__Records shown__:
···
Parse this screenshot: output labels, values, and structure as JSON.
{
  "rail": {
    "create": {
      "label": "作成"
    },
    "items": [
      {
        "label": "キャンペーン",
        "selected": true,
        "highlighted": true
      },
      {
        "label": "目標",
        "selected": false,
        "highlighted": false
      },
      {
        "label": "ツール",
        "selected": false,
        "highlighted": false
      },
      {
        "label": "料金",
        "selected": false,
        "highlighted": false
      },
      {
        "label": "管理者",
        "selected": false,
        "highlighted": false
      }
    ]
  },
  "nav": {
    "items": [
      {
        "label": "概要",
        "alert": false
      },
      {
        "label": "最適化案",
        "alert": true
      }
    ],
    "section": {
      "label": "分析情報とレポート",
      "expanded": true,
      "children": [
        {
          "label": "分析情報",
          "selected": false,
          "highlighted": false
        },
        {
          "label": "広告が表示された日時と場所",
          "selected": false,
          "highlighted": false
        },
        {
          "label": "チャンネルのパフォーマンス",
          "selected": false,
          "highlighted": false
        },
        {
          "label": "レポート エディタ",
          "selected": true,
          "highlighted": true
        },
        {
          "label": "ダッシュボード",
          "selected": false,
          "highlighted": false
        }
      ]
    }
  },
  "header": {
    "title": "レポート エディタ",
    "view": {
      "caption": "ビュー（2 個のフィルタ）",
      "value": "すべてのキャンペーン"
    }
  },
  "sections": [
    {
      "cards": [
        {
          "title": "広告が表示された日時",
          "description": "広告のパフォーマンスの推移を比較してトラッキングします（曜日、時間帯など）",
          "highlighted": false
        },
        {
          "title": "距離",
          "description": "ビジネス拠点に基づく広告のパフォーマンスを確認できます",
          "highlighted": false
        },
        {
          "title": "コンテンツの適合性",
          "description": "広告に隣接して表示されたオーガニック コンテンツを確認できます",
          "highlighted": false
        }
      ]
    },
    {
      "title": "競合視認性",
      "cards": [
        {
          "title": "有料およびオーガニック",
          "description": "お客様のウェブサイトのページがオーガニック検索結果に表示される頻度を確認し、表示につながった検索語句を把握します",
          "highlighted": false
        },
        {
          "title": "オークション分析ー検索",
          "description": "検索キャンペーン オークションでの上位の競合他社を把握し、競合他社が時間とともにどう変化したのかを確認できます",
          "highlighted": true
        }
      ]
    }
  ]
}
···
__Written exercise__:
In the entries above, find each line with the string "title" and copy it.

__Result__:
    "title": "レポート エディタ",
          "title": "広告が表示された日時",
          "title": "距離",
          "title": "コンテンツの適合性",
      "title": "競合視認性",
          "title": "有料およびオーガニック",
          "title": "オークション分析ー検索",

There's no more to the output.